-- Data in this exercise --

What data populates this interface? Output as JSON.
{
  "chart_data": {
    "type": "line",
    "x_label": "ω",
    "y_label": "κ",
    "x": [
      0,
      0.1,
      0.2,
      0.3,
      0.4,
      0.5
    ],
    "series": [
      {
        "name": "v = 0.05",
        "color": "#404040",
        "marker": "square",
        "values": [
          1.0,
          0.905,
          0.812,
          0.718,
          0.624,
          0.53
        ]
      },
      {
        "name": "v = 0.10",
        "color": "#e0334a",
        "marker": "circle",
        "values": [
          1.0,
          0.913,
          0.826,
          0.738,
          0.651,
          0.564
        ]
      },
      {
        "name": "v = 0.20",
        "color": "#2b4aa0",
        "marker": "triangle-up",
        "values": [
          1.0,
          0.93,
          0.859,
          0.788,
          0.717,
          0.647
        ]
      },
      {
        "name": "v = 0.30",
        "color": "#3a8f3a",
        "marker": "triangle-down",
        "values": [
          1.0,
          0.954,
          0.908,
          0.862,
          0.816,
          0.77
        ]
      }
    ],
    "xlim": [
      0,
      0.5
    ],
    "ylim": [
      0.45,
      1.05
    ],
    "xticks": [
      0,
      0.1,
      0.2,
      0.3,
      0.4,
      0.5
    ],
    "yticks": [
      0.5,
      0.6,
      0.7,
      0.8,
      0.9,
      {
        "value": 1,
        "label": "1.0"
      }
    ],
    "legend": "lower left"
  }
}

-- Requirement --
Read through the lines above and collect those that contain the string "marker".

-- Result of this task --
        "marker": "square",
        "marker": "circle",
        "marker": "triangle-up",
        "marker": "triangle-down",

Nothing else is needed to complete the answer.